Direction: Search the records for the word "name" and pick out every line that has it.

[Figure content listings]

◆ ◆ ◆

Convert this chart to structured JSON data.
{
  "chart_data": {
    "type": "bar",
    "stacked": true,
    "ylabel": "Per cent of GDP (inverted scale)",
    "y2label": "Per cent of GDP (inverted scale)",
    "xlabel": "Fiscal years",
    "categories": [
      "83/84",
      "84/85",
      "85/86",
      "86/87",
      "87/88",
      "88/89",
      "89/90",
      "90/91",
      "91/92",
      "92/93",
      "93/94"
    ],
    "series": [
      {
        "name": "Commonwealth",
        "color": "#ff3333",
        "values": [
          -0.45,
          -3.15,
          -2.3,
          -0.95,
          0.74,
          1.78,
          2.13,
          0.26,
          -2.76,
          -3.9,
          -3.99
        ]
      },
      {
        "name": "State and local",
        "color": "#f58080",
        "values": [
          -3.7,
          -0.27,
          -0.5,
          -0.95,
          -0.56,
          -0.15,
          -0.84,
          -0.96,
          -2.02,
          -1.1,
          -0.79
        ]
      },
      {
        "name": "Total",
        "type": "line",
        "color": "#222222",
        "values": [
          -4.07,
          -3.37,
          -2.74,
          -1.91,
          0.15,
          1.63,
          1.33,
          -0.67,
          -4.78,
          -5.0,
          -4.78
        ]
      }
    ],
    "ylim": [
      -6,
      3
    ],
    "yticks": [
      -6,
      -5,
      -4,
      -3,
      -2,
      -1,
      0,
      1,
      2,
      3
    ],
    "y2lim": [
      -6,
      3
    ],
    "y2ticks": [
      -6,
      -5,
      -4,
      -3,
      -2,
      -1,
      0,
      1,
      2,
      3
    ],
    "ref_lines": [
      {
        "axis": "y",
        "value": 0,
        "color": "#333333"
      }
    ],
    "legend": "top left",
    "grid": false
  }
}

◆ ◆ ◆

Response below:
        "name": "Commonwealth",
        "name": "State and local",
        "name": "Total",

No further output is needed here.